- [What the task requires]: Return all of the data exactly, with nothing left out but the pictures.

- [Data for the task]:
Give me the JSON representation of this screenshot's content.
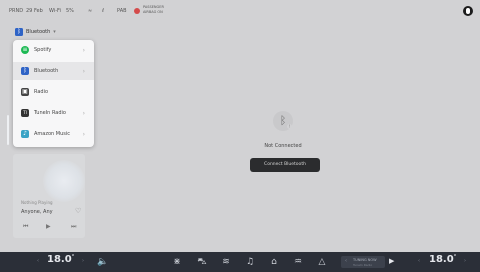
{
  "status_bar": {
    "items": [
      "PRND",
      "29 Feb",
      "Wi-Fi",
      "5%",
      "≈",
      "ℓ",
      "PAB"
    ],
    "notice_line1": "PASSENGER",
    "notice_line2": "AIRBAG ON"
  },
  "source_selector": {
    "icon": "bluetooth-icon",
    "label": "Bluetooth",
    "chevron": "▾"
  },
  "source_menu": {
    "items": [
      {
        "label": "Spotify",
        "icon": "spotify-icon",
        "color": "#1db954",
        "chevron": "›"
      },
      {
        "label": "Bluetooth",
        "icon": "bluetooth-icon",
        "color": "#2e63c6",
        "chevron": "›",
        "selected": true
      },
      {
        "label": "Radio",
        "icon": "radio-icon",
        "color": "#444444",
        "chevron": ""
      },
      {
        "label": "TuneIn Radio",
        "icon": "tunein-icon",
        "color": "#333333",
        "chevron": "›"
      },
      {
        "label": "Amazon Music",
        "icon": "amazon-music-icon",
        "color": "#3aa3c5",
        "chevron": "›"
      }
    ]
  },
  "mini_player": {
    "label": "Nothing Playing",
    "title": "Anyone, Any",
    "controls": [
      "⏮",
      "▶",
      "⏭"
    ]
  },
  "bluetooth_panel": {
    "status": "Not Connected",
    "button_label": "Connect Bluetooth"
  },
  "dock": {
    "driver_temp": "18.0",
    "passenger_temp": "18.0",
    "temp_unit": "°",
    "volume_icon": "volume-icon",
    "apps": [
      {
        "name": "climate-icon",
        "glyph": "⋇"
      },
      {
        "name": "car-icon",
        "glyph": "⛍"
      },
      {
        "name": "seat-heat-icon",
        "glyph": "≋"
      },
      {
        "name": "music-icon",
        "glyph": "♫"
      },
      {
        "name": "home-icon",
        "glyph": "⌂"
      },
      {
        "name": "defrost-icon",
        "glyph": "♒"
      },
      {
        "name": "navigation-icon",
        "glyph": "△"
      }
    ],
    "now_playing": {
      "title": "TUNING NOW",
      "subtitle": "TuneIn Radio"
    }
  },
  "colors": {
    "background": "#d2d2d4",
    "dock": "#2b2f38",
    "accent": "#2e63c6"
  }
}
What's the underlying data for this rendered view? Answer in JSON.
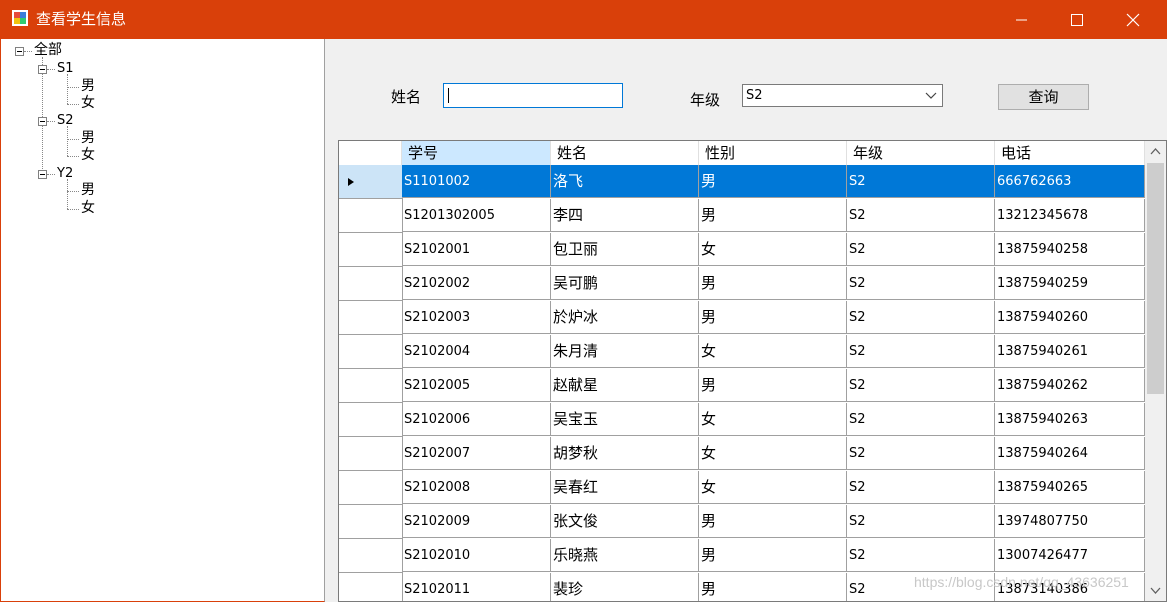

- [Result of this task]:
Give me the JSON representation of this screenshot's content.
{
  "status_bar": {
    "items": [
      "PRND",
      "29 Feb",
      "Wi-Fi",
      "5%",
      "≈",
      "ℓ",
      "PAB"
    ],
    "notice_line1": "PASSENGER",
    "notice_line2": "AIRBAG ON"
  },
  "source_selector": {
    "icon": "bluetooth-icon",
    "label": "Bluetooth",
    "chevron": "▾"
  },
  "source_menu": {
    "items": [
      {
        "label": "Spotify",
        "icon": "spotify-icon",
        "color": "#1db954",
        "chevron": "›"
      },
      {
        "label": "Bluetooth",
        "icon": "bluetooth-icon",
        "color": "#2e63c6",
        "chevron": "›",
        "selected": true
      },
      {
        "label": "Radio",
        "icon": "radio-icon",
        "color": "#444444",
        "chevron": ""
      },
      {
        "label": "TuneIn Radio",
        "icon": "tunein-icon",
        "color": "#333333",
        "chevron": "›"
      },
      {
        "label": "Amazon Music",
        "icon": "amazon-music-icon",
        "color": "#3aa3c5",
        "chevron": "›"
      }
    ]
  },
  "mini_player": {
    "label": "Nothing Playing",
    "title": "Anyone, Any",
    "controls": [
      "⏮",
      "▶",
      "⏭"
    ]
  },
  "bluetooth_panel": {
    "status": "Not Connected",
    "button_label": "Connect Bluetooth"
  },
  "dock": {
    "driver_temp": "18.0",
    "passenger_temp": "18.0",
    "temp_unit": "°",
    "volume_icon": "volume-icon",
    "apps": [
      {
        "name": "climate-icon",
        "glyph": "⋇"
      },
      {
        "name": "car-icon",
        "glyph": "⛍"
      },
      {
        "name": "seat-heat-icon",
        "glyph": "≋"
      },
      {
        "name": "music-icon",
        "glyph": "♫"
      },
      {
        "name": "home-icon",
        "glyph": "⌂"
      },
      {
        "name": "defrost-icon",
        "glyph": "♒"
      },
      {
        "name": "navigation-icon",
        "glyph": "△"
      }
    ],
    "now_playing": {
      "title": "TUNING NOW",
      "subtitle": "TuneIn Radio"
    }
  },
  "colors": {
    "background": "#d2d2d4",
    "dock": "#2b2f38",
    "accent": "#2e63c6"
  }
}
What's the underlying data for this rendered view? Answer in JSON.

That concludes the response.